(Part of a data file)
■ ■ ■ ■ ■ ■ ■
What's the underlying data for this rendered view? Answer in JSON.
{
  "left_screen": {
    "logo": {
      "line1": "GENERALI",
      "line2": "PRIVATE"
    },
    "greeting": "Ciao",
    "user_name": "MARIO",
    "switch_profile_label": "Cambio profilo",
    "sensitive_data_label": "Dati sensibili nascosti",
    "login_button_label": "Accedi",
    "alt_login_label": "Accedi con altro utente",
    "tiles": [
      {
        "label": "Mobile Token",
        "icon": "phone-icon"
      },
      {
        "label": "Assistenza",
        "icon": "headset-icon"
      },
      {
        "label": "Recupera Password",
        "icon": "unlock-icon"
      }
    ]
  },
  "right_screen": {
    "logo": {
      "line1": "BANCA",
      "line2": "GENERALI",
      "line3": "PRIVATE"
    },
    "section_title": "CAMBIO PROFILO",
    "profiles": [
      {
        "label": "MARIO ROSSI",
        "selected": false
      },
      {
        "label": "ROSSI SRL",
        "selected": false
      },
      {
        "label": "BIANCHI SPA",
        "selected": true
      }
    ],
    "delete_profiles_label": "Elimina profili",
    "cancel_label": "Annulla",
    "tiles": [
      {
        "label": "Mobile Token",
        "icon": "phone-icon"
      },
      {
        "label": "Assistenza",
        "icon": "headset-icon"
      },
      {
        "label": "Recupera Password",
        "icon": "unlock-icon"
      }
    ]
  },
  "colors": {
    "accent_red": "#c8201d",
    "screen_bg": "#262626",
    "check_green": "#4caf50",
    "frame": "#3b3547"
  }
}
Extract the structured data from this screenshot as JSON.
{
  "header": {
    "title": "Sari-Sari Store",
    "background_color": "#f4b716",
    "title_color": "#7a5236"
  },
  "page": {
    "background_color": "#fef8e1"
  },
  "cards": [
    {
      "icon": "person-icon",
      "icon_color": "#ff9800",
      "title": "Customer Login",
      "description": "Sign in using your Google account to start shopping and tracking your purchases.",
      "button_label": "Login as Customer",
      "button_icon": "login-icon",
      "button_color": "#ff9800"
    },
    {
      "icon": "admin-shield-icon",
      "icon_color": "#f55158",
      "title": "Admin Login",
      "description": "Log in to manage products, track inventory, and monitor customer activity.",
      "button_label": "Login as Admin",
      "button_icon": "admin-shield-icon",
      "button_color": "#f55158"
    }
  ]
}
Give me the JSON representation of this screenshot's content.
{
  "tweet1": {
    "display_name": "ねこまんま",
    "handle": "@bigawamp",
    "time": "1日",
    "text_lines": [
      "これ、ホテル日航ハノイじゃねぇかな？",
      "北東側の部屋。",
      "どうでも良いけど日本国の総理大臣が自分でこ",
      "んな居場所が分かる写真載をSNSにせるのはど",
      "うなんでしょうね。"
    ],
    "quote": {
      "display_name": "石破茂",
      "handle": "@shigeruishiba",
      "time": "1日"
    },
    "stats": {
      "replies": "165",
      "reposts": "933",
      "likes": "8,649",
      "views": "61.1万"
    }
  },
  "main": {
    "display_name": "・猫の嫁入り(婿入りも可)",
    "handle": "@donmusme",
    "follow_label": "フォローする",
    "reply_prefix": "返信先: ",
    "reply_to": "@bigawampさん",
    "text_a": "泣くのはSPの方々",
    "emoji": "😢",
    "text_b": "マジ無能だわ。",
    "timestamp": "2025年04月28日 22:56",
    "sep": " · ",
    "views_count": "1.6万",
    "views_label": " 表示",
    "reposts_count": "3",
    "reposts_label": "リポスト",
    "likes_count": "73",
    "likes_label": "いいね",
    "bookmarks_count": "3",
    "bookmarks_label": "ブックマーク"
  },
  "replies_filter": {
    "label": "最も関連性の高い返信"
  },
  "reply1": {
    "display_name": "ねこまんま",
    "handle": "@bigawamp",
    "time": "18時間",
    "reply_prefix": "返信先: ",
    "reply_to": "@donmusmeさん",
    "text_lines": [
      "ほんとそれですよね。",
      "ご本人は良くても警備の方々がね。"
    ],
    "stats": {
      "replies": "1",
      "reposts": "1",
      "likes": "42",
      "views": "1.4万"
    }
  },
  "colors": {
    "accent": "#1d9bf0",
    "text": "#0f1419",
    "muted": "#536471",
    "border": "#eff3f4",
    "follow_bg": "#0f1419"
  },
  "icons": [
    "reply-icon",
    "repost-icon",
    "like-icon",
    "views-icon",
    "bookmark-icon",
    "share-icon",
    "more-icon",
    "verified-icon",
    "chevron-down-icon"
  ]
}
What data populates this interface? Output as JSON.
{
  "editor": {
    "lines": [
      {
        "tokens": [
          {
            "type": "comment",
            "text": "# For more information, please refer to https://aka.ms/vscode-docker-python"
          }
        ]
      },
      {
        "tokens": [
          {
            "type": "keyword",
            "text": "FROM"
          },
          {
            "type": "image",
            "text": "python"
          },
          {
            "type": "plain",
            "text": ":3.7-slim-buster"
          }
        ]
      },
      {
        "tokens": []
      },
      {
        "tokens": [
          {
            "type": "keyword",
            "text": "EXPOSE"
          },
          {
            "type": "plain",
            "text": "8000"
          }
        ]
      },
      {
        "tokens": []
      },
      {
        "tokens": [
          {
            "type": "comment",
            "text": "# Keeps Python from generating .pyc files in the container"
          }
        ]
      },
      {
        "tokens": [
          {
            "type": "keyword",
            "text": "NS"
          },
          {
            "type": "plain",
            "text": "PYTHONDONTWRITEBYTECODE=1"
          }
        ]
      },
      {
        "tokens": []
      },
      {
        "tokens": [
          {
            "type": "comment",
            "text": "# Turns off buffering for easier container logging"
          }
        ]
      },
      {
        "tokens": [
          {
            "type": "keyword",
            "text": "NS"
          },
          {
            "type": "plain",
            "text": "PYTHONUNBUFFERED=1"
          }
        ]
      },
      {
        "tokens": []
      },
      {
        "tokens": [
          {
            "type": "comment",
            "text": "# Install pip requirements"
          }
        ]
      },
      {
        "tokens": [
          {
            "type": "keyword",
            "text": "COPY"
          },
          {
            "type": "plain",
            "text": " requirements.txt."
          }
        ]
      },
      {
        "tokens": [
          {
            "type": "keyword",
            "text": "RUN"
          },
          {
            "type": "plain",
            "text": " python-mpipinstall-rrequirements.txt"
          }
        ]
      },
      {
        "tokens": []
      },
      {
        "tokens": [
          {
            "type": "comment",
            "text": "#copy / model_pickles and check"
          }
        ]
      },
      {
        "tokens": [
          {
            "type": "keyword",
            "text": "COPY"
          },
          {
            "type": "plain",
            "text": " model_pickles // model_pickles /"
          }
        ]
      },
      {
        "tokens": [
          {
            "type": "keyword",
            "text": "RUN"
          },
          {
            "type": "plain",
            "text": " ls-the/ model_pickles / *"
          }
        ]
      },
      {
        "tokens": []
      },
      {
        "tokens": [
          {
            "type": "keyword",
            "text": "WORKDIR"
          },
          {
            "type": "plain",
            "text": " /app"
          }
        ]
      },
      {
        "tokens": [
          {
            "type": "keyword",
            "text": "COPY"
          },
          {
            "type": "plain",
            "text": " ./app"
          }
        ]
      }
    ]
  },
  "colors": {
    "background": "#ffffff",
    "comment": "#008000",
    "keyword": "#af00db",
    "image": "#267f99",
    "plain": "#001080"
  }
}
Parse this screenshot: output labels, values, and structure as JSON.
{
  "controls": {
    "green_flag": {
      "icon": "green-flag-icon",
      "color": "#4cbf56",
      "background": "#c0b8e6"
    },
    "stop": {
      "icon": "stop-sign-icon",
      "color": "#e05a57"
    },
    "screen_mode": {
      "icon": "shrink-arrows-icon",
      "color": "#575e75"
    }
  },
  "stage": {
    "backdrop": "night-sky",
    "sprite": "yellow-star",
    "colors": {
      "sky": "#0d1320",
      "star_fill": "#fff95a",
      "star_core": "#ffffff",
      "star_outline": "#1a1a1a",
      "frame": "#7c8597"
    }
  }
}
■ ■ ■ ■ ■ ■ ■
Gather all lines from the listing above in which "description" occurs.

_REPLY_:
      "description": "Sign in using your Google account to start shopping and tracking your purchases.",
      "description": "Log in to manage products, track inventory, and monitor customer activity.",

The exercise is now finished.